[Element box annotations]
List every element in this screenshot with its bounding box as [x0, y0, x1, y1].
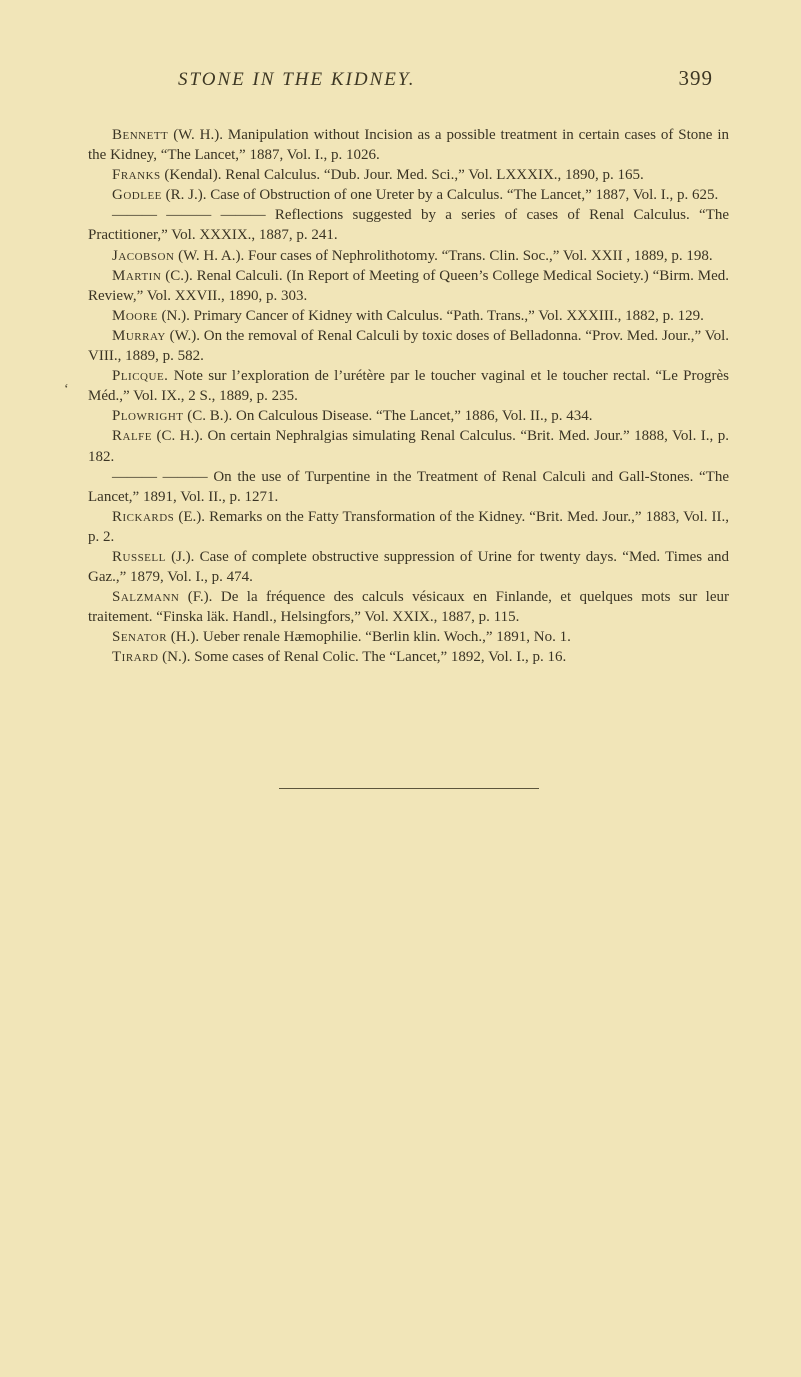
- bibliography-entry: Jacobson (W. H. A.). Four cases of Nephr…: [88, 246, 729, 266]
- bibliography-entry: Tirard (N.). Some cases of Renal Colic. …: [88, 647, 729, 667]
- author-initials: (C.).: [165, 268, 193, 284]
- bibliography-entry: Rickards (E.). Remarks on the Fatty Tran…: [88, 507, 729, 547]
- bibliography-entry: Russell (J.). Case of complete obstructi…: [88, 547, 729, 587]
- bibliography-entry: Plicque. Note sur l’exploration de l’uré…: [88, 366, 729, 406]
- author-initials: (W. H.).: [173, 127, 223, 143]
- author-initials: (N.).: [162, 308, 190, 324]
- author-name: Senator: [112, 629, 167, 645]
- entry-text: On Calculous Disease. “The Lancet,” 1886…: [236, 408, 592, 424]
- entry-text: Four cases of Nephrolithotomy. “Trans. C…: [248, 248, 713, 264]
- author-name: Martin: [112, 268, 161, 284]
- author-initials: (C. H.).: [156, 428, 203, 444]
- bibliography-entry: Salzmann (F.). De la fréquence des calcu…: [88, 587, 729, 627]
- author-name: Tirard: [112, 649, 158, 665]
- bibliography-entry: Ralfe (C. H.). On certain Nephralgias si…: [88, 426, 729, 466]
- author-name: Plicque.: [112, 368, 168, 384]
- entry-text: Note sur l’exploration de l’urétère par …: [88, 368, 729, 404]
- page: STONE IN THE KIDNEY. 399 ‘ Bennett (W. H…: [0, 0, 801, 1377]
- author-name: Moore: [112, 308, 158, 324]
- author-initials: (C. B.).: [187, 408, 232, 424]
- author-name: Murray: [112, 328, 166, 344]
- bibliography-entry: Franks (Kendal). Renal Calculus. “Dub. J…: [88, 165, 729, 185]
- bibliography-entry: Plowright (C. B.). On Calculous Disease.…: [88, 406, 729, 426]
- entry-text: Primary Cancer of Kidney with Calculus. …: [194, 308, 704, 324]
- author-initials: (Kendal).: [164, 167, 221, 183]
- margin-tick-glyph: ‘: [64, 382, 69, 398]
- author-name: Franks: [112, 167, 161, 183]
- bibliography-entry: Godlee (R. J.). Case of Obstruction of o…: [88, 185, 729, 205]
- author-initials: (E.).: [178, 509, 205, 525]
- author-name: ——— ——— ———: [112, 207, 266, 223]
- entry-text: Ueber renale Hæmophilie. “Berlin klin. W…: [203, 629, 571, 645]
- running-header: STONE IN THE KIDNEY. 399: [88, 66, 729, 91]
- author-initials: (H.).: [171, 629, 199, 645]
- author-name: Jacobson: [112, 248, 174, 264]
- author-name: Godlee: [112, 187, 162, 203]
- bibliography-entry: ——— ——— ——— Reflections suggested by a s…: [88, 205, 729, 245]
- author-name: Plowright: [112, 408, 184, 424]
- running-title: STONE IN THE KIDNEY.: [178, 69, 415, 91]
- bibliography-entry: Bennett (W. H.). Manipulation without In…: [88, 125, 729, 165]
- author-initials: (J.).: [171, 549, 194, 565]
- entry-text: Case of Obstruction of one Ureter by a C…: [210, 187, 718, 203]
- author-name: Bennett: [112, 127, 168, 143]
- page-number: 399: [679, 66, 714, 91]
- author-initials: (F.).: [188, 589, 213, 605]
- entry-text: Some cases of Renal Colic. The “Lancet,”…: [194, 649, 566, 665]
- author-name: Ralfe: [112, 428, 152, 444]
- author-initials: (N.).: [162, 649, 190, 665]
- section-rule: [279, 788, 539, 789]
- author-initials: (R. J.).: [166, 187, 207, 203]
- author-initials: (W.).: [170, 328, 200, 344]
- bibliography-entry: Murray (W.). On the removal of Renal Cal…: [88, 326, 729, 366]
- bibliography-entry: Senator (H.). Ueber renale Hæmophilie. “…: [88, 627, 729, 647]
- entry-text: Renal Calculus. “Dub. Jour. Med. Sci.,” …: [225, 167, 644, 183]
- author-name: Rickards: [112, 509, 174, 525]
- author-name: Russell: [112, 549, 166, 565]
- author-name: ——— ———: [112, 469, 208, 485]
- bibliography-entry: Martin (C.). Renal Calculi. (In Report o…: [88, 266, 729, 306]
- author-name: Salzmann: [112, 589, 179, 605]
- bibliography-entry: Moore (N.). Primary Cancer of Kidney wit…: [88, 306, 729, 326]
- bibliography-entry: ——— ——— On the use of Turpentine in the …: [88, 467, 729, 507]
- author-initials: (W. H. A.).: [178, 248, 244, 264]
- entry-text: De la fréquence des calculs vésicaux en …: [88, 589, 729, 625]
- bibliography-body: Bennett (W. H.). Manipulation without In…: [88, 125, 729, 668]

---

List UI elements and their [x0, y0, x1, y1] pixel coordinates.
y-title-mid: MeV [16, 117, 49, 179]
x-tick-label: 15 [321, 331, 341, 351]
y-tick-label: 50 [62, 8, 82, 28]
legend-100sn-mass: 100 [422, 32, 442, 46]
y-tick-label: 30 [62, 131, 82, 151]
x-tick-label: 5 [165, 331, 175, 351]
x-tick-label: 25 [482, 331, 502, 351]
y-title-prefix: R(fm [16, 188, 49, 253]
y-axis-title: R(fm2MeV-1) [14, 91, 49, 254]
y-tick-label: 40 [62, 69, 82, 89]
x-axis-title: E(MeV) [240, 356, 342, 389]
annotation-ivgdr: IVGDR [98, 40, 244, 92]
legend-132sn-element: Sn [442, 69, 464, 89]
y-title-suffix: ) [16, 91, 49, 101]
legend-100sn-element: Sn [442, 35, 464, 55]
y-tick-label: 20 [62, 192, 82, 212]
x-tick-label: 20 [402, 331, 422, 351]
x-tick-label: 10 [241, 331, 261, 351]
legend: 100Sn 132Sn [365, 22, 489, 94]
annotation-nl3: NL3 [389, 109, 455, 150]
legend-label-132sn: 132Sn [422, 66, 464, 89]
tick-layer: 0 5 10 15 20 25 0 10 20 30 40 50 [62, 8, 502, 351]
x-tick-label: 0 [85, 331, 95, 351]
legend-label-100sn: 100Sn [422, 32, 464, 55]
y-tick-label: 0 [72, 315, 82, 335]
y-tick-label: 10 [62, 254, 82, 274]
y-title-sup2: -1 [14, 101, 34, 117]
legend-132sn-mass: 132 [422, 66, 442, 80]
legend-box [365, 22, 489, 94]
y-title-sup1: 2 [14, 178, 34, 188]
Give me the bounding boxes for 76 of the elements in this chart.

▸ Exercise instructions
In the records, take the part that opens with the line containing "- bibliography-entry: Jacobson" and closes with the line containing "- bibliography-entry: Russell", and swap "author-initials" for "initials". Give back only those lines, with everything else left unchanged.

▸ Exercise result
- bibliography-entry: Jacobson (W. H. A.). Four cases of Nephr…: [88, 246, 729, 266]
- bibliography-entry: Tirard (N.). Some cases of Renal Colic. …: [88, 647, 729, 667]
- initials: (C.).: [165, 268, 193, 284]
- bibliography-entry: Rickards (E.). Remarks on the Fatty Tran…: [88, 507, 729, 547]
- bibliography-entry: Russell (J.). Case of complete obstructi…: [88, 547, 729, 587]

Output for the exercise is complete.